### The input

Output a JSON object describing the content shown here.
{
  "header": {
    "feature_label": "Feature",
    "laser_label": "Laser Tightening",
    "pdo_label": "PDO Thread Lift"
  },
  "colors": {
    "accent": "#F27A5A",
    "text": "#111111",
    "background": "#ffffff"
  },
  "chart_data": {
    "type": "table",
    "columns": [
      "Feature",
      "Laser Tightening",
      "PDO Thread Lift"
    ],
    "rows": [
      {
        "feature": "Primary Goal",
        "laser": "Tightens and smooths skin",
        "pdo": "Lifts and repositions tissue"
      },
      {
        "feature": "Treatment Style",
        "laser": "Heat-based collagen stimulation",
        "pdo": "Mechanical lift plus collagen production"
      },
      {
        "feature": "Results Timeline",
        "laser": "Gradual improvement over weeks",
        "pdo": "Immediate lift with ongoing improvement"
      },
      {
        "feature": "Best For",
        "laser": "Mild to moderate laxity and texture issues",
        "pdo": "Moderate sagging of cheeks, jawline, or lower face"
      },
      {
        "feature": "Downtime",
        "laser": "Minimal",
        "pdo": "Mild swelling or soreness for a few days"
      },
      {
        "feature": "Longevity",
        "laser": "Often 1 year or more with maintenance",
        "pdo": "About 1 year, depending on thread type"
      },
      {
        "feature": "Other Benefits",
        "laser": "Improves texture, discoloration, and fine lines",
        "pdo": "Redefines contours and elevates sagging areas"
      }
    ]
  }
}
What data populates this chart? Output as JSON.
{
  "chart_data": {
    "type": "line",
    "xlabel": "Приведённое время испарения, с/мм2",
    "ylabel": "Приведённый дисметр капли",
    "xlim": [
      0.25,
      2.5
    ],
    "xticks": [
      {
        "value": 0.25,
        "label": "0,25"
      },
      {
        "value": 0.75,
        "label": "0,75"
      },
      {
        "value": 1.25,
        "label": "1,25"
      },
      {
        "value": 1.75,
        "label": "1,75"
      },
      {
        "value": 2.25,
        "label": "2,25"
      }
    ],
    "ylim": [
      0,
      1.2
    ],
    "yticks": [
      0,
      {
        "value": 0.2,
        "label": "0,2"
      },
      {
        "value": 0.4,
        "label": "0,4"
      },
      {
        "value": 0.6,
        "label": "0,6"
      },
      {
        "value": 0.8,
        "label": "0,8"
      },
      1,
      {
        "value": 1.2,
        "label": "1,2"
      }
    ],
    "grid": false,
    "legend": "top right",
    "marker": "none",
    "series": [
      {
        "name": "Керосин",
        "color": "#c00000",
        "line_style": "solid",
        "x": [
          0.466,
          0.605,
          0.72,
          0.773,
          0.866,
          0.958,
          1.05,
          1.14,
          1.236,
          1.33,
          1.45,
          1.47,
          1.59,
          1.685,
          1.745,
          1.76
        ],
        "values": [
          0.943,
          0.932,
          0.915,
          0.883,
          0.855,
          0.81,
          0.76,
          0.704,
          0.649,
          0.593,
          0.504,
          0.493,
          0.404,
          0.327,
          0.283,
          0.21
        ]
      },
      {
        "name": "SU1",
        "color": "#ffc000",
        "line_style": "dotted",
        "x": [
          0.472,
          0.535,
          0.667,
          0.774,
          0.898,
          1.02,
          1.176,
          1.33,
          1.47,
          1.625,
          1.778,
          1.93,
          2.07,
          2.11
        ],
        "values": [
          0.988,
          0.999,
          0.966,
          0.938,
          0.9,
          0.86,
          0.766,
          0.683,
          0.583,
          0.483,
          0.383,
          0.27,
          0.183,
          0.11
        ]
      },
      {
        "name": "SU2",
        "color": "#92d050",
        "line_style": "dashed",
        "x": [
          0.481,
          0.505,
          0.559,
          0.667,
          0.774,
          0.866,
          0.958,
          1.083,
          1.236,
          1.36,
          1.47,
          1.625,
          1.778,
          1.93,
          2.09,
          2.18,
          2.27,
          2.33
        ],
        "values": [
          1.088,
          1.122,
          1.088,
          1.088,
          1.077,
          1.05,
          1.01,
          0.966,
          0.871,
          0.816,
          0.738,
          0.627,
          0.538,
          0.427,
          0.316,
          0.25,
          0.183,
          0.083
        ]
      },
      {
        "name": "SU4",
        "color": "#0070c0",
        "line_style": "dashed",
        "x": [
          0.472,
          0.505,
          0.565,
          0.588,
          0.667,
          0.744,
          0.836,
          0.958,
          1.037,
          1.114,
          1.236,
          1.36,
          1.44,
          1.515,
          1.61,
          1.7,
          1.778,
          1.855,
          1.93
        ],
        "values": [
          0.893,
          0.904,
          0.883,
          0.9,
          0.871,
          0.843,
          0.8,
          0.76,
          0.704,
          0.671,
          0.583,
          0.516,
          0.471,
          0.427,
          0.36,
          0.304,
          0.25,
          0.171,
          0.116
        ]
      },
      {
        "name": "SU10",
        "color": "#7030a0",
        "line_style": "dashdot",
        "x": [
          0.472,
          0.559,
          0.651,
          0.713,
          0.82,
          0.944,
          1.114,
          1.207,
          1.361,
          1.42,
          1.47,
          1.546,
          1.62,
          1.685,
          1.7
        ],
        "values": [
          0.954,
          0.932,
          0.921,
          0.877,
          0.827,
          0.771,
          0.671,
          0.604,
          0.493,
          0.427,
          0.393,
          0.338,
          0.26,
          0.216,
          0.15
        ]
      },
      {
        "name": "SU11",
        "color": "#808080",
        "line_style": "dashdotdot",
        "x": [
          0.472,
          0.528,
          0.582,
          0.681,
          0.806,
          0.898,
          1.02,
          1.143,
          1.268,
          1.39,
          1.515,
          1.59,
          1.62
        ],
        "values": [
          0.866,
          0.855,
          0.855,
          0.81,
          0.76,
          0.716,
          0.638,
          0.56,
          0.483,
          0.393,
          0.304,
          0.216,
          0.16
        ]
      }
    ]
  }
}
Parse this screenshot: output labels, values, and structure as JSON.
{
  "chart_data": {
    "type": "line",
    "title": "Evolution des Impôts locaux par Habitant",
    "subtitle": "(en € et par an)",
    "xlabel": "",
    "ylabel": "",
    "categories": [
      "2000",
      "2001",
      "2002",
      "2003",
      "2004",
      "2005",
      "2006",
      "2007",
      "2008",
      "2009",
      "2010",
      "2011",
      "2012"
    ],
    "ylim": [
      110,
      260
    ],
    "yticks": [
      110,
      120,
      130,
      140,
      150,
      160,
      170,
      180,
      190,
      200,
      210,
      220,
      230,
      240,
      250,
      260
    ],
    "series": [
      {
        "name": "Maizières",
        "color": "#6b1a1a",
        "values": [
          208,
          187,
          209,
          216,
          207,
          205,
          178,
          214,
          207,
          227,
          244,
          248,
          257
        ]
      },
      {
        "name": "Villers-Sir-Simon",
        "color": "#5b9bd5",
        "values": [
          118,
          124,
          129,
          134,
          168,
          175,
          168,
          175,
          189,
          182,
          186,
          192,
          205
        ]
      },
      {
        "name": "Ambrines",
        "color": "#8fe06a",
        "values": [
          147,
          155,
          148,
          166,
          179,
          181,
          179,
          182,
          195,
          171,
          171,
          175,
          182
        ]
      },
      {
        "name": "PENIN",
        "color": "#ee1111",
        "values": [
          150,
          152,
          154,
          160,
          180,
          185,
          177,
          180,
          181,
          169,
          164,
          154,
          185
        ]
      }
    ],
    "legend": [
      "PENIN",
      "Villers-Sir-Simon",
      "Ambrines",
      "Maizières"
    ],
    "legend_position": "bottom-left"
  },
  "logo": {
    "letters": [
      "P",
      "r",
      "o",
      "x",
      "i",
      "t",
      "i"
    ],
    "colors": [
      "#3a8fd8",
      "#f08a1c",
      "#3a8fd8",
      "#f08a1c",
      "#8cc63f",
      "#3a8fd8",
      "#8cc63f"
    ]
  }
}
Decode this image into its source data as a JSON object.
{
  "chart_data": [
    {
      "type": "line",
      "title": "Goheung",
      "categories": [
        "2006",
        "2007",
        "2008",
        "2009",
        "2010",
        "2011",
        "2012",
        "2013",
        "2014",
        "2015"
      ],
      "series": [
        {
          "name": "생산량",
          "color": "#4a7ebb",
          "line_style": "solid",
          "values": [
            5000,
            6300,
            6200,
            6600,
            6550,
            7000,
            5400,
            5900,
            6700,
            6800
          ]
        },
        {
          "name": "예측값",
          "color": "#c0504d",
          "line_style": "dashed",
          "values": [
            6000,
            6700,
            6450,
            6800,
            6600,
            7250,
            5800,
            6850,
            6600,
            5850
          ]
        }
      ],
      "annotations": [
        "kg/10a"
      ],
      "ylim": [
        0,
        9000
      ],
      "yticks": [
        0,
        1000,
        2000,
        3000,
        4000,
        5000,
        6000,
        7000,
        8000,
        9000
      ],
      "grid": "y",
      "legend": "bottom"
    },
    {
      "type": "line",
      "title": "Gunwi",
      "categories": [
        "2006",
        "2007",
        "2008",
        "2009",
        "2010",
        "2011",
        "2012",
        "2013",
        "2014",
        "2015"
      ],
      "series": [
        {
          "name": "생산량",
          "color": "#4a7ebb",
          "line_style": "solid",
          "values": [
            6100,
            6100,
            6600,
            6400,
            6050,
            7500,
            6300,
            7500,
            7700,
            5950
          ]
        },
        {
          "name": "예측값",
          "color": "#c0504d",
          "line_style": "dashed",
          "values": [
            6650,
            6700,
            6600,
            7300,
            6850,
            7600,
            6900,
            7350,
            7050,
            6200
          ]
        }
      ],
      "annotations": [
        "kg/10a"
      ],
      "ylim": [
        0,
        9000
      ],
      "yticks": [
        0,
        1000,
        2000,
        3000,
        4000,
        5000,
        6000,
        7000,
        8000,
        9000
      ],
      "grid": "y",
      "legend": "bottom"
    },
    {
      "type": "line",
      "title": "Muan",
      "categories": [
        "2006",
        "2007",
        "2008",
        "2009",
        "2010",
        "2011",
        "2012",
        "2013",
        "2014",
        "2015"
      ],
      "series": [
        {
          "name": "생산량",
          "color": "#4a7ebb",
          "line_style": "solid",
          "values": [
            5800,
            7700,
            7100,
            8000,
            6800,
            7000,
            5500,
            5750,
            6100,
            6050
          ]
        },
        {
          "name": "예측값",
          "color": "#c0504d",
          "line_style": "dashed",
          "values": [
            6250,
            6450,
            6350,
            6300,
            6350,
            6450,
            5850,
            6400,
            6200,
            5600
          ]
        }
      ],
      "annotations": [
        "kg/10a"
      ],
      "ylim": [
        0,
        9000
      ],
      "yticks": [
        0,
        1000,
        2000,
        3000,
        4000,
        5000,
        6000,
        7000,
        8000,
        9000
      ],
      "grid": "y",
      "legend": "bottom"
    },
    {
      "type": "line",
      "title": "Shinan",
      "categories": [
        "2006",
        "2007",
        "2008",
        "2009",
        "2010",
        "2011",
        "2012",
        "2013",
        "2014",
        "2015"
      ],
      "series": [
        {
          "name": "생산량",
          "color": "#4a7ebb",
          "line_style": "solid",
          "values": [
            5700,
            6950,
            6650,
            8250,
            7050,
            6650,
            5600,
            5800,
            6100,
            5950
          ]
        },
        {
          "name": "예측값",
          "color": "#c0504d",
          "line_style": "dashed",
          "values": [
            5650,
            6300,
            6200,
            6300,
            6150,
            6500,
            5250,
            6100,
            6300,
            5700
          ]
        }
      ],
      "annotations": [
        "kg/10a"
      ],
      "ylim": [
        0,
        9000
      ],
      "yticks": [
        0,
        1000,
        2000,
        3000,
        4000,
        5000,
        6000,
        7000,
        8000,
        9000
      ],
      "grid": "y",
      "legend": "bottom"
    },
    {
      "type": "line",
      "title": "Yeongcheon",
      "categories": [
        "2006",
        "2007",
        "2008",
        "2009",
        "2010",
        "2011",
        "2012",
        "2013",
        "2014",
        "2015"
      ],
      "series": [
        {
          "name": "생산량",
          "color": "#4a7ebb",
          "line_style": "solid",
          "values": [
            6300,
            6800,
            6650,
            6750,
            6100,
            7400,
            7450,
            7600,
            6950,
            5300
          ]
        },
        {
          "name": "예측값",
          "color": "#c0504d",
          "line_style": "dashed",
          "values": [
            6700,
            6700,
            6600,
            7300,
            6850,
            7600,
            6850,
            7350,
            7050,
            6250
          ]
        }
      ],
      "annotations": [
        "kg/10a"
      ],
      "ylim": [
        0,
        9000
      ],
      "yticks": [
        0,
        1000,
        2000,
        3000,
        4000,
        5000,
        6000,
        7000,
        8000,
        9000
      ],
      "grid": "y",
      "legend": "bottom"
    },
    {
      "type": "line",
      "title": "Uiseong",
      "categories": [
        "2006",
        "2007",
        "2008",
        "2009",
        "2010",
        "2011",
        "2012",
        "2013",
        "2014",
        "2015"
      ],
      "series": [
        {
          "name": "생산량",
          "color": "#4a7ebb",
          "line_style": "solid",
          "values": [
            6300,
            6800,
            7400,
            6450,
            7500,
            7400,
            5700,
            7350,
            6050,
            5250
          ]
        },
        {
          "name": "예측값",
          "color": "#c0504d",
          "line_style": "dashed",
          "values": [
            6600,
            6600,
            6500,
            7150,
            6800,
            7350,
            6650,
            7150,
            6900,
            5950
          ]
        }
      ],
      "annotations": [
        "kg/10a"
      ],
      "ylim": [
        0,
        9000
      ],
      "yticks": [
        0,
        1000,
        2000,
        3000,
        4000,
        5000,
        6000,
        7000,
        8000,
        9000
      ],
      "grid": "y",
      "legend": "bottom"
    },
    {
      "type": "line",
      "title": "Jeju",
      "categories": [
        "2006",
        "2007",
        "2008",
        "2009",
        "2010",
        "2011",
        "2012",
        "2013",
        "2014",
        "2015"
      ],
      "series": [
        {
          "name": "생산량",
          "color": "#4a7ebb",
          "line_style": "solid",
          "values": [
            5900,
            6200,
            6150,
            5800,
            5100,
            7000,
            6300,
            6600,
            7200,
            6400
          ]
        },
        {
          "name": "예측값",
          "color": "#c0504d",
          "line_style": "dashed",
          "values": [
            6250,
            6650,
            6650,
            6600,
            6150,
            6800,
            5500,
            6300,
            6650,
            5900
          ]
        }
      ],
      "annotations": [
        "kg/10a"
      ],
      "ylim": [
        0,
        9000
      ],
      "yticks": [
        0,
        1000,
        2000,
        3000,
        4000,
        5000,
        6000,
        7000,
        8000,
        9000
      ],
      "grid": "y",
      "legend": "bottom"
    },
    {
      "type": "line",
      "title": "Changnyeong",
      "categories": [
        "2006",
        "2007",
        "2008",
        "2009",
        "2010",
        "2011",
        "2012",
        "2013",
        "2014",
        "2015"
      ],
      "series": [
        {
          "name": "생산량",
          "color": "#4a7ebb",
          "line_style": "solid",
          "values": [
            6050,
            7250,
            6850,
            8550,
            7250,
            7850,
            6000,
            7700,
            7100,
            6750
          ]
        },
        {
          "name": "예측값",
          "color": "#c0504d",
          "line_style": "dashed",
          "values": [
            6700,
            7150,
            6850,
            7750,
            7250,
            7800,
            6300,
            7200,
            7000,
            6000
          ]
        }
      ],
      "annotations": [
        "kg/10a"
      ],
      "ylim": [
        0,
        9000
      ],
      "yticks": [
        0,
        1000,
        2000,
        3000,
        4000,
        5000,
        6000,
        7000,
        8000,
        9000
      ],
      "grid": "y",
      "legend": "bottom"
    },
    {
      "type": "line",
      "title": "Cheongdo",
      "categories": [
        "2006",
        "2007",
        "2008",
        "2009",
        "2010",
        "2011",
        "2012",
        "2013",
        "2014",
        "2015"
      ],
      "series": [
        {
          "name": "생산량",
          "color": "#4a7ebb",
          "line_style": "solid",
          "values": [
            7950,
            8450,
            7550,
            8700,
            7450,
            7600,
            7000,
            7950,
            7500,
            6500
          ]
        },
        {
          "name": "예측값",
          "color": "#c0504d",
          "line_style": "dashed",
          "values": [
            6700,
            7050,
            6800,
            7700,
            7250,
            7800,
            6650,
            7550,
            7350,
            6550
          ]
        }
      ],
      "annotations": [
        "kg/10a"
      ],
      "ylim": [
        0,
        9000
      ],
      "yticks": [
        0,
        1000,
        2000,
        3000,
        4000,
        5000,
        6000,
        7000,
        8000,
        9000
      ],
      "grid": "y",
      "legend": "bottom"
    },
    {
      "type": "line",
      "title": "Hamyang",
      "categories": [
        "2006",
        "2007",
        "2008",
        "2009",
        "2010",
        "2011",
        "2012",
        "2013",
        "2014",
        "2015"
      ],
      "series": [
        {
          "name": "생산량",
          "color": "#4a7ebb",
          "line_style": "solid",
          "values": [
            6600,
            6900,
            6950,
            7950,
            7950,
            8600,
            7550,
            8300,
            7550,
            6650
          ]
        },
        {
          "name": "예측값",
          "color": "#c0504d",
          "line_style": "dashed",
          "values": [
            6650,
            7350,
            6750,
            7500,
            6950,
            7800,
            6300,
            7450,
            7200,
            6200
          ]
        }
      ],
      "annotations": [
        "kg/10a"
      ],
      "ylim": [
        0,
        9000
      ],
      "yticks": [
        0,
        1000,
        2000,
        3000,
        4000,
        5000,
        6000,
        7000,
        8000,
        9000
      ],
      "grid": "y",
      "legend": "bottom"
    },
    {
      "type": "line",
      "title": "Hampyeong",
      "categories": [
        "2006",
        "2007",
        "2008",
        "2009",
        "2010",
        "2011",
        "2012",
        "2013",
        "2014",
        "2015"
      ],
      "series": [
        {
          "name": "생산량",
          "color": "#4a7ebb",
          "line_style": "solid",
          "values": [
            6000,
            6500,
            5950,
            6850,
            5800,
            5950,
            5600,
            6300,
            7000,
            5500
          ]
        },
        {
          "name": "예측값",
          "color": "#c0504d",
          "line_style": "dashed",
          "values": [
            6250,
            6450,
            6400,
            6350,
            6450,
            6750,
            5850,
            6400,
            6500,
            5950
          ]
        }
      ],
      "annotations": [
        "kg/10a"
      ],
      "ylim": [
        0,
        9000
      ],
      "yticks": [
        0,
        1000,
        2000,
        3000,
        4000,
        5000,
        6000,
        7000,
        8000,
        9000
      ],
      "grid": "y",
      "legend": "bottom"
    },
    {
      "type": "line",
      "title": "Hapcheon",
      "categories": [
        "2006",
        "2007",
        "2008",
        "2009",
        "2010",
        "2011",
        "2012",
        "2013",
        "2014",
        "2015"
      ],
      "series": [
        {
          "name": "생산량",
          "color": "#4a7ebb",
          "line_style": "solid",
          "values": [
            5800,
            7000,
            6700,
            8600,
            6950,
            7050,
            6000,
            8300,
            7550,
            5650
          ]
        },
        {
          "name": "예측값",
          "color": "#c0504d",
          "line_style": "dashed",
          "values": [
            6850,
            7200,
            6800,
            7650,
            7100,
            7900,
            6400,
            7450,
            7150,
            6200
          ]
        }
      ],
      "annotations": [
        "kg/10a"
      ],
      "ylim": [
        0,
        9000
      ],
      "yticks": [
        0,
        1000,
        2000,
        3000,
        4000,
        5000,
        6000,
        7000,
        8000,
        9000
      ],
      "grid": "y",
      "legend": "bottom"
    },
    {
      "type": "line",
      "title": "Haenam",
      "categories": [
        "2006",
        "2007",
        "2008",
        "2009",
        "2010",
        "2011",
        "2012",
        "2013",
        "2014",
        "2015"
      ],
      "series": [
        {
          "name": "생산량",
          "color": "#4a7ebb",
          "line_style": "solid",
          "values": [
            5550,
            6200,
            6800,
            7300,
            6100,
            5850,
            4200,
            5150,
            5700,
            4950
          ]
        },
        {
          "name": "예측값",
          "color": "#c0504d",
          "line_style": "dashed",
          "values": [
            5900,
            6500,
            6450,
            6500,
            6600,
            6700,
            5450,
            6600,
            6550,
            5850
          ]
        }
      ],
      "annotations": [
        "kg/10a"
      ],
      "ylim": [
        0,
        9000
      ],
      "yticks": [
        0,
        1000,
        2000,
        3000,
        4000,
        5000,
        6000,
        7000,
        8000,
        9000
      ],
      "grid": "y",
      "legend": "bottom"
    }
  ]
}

######

The problem: Among the lines of the records above, count those holding the string "Villers", and report only the number.

Complete answer: 2